BEGIN
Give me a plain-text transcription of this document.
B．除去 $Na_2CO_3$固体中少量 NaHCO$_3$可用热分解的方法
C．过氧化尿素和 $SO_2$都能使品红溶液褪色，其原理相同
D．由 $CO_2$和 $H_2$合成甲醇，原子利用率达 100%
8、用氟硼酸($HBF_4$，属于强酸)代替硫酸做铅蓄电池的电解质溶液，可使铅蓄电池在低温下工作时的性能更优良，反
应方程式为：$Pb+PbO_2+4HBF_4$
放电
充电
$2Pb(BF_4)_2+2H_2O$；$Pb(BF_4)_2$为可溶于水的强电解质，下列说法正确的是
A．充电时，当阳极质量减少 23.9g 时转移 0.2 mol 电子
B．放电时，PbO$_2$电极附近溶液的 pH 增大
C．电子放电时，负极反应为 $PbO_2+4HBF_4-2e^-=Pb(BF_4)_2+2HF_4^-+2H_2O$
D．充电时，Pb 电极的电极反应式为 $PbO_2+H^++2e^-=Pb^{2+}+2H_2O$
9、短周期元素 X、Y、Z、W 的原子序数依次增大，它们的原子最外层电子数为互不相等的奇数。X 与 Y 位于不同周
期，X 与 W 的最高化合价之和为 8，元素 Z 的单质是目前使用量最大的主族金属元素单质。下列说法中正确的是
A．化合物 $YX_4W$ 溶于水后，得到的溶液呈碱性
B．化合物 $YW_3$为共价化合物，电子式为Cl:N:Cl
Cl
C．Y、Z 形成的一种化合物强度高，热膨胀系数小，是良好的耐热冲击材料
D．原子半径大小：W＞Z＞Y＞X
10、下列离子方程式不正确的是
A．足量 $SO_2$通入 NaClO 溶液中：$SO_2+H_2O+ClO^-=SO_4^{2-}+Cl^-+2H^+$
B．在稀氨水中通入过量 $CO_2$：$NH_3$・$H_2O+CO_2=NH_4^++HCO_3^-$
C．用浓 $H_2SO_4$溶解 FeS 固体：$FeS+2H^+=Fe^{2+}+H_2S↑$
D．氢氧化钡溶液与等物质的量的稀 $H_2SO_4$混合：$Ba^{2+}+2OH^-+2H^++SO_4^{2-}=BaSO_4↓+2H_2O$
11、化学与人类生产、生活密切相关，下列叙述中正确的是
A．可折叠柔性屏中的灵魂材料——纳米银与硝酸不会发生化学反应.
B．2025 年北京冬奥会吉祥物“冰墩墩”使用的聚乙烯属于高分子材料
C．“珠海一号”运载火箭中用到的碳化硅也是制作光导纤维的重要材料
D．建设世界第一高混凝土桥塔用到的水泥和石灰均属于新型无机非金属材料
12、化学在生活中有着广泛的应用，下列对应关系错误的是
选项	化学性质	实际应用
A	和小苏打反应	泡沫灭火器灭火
END
**Exercise instructions:**
Write the material out exactly, with nothing left out.

**Solution:**
Give me a plain-text transcription of this document.
B．除去 $Na_2CO_3$固体中少量 NaHCO$_3$可用热分解的方法
C．过氧化尿素和 $SO_2$都能使品红溶液褪色，其原理相同
D．由 $CO_2$和 $H_2$合成甲醇，原子利用率达 100%
8、用氟硼酸($HBF_4$，属于强酸)代替硫酸做铅蓄电池的电解质溶液，可使铅蓄电池在低温下工作时的性能更优良，反
应方程式为：$Pb+PbO_2+4HBF_4$
放电
充电
$2Pb(BF_4)_2+2H_2O$；$Pb(BF_4)_2$为可溶于水的强电解质，下列说法正确的是
A．充电时，当阳极质量减少 23.9g 时转移 0.2 mol 电子
B．放电时，PbO$_2$电极附近溶液的 pH 增大
C．电子放电时，负极反应为 $PbO_2+4HBF_4-2e^-=Pb(BF_4)_2+2HF_4^-+2H_2O$
D．充电时，Pb 电极的电极反应式为 $PbO_2+H^++2e^-=Pb^{2+}+2H_2O$
9、短周期元素 X、Y、Z、W 的原子序数依次增大，它们的原子最外层电子数为互不相等的奇数。X 与 Y 位于不同周
期，X 与 W 的最高化合价之和为 8，元素 Z 的单质是目前使用量最大的主族金属元素单质。下列说法中正确的是
A．化合物 $YX_4W$ 溶于水后，得到的溶液呈碱性
B．化合物 $YW_3$为共价化合物，电子式为Cl:N:Cl
Cl
C．Y、Z 形成的一种化合物强度高，热膨胀系数小，是良好的耐热冲击材料
D．原子半径大小：W＞Z＞Y＞X
10、下列离子方程式不正确的是
A．足量 $SO_2$通入 NaClO 溶液中：$SO_2+H_2O+ClO^-=SO_4^{2-}+Cl^-+2H^+$
B．在稀氨水中通入过量 $CO_2$：$NH_3$・$H_2O+CO_2=NH_4^++HCO_3^-$
C．用浓 $H_2SO_4$溶解 FeS 固体：$FeS+2H^+=Fe^{2+}+H_2S↑$
D．氢氧化钡溶液与等物质的量的稀 $H_2SO_4$混合：$Ba^{2+}+2OH^-+2H^++SO_4^{2-}=BaSO_4↓+2H_2O$
11、化学与人类生产、生活密切相关，下列叙述中正确的是
A．可折叠柔性屏中的灵魂材料——纳米银与硝酸不会发生化学反应.
B．2025 年北京冬奥会吉祥物“冰墩墩”使用的聚乙烯属于高分子材料
C．“珠海一号”运载火箭中用到的碳化硅也是制作光导纤维的重要材料
D．建设世界第一高混凝土桥塔用到的水泥和石灰均属于新型无机非金属材料
12、化学在生活中有着广泛的应用，下列对应关系错误的是
选项	化学性质	实际应用
A	和小苏打反应	泡沫灭火器灭火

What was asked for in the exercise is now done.